Given problem →
Scan the records and identify every line in which the string "scultura" occurs, then return those lines.

....

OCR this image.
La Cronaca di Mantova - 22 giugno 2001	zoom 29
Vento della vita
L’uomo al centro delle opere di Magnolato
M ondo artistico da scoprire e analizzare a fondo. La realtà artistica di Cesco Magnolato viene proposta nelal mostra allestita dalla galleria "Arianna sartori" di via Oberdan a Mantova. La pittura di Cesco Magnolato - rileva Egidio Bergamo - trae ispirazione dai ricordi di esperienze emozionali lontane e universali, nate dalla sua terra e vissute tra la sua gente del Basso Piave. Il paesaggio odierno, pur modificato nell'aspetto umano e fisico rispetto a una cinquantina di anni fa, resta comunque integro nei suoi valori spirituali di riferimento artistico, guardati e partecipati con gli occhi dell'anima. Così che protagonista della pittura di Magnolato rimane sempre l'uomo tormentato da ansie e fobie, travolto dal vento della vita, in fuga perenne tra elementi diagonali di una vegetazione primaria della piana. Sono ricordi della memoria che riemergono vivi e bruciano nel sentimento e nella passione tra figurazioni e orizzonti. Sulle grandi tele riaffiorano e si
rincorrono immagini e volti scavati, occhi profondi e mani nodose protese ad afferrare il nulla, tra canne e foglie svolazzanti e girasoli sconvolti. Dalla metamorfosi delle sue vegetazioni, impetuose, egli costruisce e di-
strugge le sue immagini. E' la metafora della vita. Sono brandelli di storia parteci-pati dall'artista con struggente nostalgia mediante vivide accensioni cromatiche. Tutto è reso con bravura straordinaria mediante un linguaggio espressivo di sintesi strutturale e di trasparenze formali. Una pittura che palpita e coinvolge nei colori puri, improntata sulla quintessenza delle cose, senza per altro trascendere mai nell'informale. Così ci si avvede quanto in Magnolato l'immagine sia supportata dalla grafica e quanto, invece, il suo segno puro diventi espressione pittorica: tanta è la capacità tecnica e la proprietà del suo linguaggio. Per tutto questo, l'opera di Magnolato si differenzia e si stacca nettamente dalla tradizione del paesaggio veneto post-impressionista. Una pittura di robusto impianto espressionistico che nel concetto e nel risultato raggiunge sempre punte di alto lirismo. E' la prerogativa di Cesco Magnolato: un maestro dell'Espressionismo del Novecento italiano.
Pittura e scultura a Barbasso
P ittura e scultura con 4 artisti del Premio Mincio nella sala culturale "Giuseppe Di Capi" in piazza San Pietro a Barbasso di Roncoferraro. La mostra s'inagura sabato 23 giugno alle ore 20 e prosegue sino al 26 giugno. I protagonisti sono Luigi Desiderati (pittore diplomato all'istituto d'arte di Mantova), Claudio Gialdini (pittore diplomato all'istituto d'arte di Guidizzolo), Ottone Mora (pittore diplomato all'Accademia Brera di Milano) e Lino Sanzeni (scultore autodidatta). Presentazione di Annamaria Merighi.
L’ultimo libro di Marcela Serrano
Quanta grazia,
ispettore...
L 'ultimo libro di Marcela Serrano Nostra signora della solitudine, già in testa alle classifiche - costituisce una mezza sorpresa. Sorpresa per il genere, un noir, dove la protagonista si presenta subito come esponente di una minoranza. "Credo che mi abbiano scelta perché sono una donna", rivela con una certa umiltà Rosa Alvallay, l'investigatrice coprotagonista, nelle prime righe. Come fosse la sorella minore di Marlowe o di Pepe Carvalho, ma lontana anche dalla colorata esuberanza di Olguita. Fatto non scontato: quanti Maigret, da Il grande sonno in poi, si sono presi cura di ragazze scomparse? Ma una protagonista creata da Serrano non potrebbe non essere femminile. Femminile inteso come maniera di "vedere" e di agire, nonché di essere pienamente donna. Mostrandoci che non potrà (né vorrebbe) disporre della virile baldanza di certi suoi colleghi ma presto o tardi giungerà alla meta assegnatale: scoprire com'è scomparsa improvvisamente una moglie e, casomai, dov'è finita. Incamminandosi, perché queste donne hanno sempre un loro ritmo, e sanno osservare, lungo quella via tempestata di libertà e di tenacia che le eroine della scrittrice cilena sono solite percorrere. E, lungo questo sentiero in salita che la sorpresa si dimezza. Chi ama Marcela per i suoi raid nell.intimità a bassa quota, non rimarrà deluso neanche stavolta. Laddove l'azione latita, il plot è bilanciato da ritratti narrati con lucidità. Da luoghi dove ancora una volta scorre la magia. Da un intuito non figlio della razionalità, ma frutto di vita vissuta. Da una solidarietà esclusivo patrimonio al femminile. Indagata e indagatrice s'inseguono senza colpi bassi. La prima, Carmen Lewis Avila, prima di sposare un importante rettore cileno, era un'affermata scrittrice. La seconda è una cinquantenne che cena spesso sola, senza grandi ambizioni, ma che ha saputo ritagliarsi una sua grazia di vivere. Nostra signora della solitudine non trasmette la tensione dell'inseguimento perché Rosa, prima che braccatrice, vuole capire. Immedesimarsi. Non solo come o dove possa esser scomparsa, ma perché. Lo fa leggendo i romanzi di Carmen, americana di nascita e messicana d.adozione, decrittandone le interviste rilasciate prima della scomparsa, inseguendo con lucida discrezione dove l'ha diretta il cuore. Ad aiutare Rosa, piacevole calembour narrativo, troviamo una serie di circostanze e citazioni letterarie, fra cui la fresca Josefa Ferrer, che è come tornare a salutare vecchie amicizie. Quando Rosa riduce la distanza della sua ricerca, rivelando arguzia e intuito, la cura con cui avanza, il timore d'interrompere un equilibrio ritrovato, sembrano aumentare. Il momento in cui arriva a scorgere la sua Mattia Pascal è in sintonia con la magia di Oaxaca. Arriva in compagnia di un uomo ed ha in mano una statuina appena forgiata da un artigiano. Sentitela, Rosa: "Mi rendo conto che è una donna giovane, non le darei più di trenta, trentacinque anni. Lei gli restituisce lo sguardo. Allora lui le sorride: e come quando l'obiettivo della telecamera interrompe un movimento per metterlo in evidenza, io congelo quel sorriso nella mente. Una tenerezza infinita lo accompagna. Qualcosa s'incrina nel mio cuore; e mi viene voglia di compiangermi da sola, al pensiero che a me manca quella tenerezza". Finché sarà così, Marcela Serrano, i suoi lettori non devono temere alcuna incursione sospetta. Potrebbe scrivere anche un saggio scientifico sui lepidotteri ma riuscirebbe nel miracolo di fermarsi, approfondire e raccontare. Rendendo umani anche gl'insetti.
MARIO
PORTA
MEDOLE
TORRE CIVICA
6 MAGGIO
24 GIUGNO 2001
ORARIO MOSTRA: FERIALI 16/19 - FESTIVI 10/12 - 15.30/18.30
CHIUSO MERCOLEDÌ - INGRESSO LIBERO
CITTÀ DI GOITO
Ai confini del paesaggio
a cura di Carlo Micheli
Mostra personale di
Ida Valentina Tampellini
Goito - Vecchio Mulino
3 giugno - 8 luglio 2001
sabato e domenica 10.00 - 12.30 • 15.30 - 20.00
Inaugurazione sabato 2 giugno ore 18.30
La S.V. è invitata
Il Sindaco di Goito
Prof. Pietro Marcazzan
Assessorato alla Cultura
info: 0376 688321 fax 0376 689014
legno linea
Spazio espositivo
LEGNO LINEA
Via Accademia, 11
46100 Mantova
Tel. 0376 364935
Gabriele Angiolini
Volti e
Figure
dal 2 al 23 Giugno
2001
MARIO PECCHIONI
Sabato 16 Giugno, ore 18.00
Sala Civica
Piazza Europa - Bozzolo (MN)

....

Task output →
Pittura e scultura a Barbasso
P ittura e scultura con 4 artisti del Premio Mincio nella sala culturale "Giuseppe Di Capi" in piazza San Pietro a Barbasso di Roncoferraro. La mostra s'inagura sabato 23 giugno alle ore 20 e prosegue sino al 26 giugno. I protagonisti sono Luigi Desiderati (pittore diplomato all'istituto d'arte di Mantova), Claudio Gialdini (pittore diplomato all'istituto d'arte di Guidizzolo), Ottone Mora (pittore diplomato all'Accademia Brera di Milano) e Lino Sanzeni (scultore autodidatta). Presentazione di Annamaria Merighi.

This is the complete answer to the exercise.